▶ **WHAT THE TASK REQUIRES**
What follows is a set of records; repeat all of them exactly.

Figure record listings:
┏━━

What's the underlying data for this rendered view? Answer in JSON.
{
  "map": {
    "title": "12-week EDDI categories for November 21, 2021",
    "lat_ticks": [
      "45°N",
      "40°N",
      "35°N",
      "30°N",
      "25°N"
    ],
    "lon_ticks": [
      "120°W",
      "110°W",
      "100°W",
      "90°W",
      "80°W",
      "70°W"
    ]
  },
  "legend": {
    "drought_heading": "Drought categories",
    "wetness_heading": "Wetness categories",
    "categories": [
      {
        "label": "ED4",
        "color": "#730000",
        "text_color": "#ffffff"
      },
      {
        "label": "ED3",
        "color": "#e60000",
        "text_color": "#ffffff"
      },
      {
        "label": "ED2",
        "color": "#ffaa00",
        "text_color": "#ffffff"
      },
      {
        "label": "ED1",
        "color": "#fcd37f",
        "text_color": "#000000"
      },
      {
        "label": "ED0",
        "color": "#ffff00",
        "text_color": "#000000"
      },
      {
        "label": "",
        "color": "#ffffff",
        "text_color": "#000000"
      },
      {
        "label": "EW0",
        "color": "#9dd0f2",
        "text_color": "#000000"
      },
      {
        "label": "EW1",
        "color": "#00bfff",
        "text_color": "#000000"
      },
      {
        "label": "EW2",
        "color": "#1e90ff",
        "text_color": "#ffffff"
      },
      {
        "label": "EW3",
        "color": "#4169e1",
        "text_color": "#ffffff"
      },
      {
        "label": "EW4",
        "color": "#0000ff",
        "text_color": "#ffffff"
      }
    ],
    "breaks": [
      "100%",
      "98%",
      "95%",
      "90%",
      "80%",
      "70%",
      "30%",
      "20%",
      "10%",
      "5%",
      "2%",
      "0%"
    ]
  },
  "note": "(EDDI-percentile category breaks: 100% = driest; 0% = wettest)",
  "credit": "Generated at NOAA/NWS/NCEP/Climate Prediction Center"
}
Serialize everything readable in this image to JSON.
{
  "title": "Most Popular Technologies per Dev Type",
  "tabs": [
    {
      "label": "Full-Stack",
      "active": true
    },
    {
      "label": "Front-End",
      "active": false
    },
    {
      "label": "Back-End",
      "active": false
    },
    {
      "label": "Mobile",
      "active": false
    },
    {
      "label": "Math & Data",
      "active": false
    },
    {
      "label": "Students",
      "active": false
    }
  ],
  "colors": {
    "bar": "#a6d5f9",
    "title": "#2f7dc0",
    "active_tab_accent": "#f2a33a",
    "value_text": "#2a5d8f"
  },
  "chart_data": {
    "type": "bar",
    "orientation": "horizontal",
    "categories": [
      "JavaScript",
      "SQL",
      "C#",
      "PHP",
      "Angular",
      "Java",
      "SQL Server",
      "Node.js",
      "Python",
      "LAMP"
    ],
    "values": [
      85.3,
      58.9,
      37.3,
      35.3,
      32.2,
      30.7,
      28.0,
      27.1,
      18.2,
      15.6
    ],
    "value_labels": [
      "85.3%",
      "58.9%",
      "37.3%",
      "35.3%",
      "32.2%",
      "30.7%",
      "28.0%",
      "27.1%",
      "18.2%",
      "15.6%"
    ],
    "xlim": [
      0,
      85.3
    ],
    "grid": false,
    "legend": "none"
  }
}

┗━━

▶ **WORKED SOLUTION**
What's the underlying data for this rendered view? Answer in JSON.
{
  "map": {
    "title": "12-week EDDI categories for November 21, 2021",
    "lat_ticks": [
      "45°N",
      "40°N",
      "35°N",
      "30°N",
      "25°N"
    ],
    "lon_ticks": [
      "120°W",
      "110°W",
      "100°W",
      "90°W",
      "80°W",
      "70°W"
    ]
  },
  "legend": {
    "drought_heading": "Drought categories",
    "wetness_heading": "Wetness categories",
    "categories": [
      {
        "label": "ED4",
        "color": "#730000",
        "text_color": "#ffffff"
      },
      {
        "label": "ED3",
        "color": "#e60000",
        "text_color": "#ffffff"
      },
      {
        "label": "ED2",
        "color": "#ffaa00",
        "text_color": "#ffffff"
      },
      {
        "label": "ED1",
        "color": "#fcd37f",
        "text_color": "#000000"
      },
      {
        "label": "ED0",
        "color": "#ffff00",
        "text_color": "#000000"
      },
      {
        "label": "",
        "color": "#ffffff",
        "text_color": "#000000"
      },
      {
        "label": "EW0",
        "color": "#9dd0f2",
        "text_color": "#000000"
      },
      {
        "label": "EW1",
        "color": "#00bfff",
        "text_color": "#000000"
      },
      {
        "label": "EW2",
        "color": "#1e90ff",
        "text_color": "#ffffff"
      },
      {
        "label": "EW3",
        "color": "#4169e1",
        "text_color": "#ffffff"
      },
      {
        "label": "EW4",
        "color": "#0000ff",
        "text_color": "#ffffff"
      }
    ],
    "breaks": [
      "100%",
      "98%",
      "95%",
      "90%",
      "80%",
      "70%",
      "30%",
      "20%",
      "10%",
      "5%",
      "2%",
      "0%"
    ]
  },
  "note": "(EDDI-percentile category breaks: 100% = driest; 0% = wettest)",
  "credit": "Generated at NOAA/NWS/NCEP/Climate Prediction Center"
}
Serialize everything readable in this image to JSON.
{
  "title": "Most Popular Technologies per Dev Type",
  "tabs": [
    {
      "label": "Full-Stack",
      "active": true
    },
    {
      "label": "Front-End",
      "active": false
    },
    {
      "label": "Back-End",
      "active": false
    },
    {
      "label": "Mobile",
      "active": false
    },
    {
      "label": "Math & Data",
      "active": false
    },
    {
      "label": "Students",
      "active": false
    }
  ],
  "colors": {
    "bar": "#a6d5f9",
    "title": "#2f7dc0",
    "active_tab_accent": "#f2a33a",
    "value_text": "#2a5d8f"
  },
  "chart_data": {
    "type": "bar",
    "orientation": "horizontal",
    "categories": [
      "JavaScript",
      "SQL",
      "C#",
      "PHP",
      "Angular",
      "Java",
      "SQL Server",
      "Node.js",
      "Python",
      "LAMP"
    ],
    "values": [
      85.3,
      58.9,
      37.3,
      35.3,
      32.2,
      30.7,
      28.0,
      27.1,
      18.2,
      15.6
    ],
    "value_labels": [
      "85.3%",
      "58.9%",
      "37.3%",
      "35.3%",
      "32.2%",
      "30.7%",
      "28.0%",
      "27.1%",
      "18.2%",
      "15.6%"
    ],
    "xlim": [
      0,
      85.3
    ],
    "grid": false,
    "legend": "none"
  }
}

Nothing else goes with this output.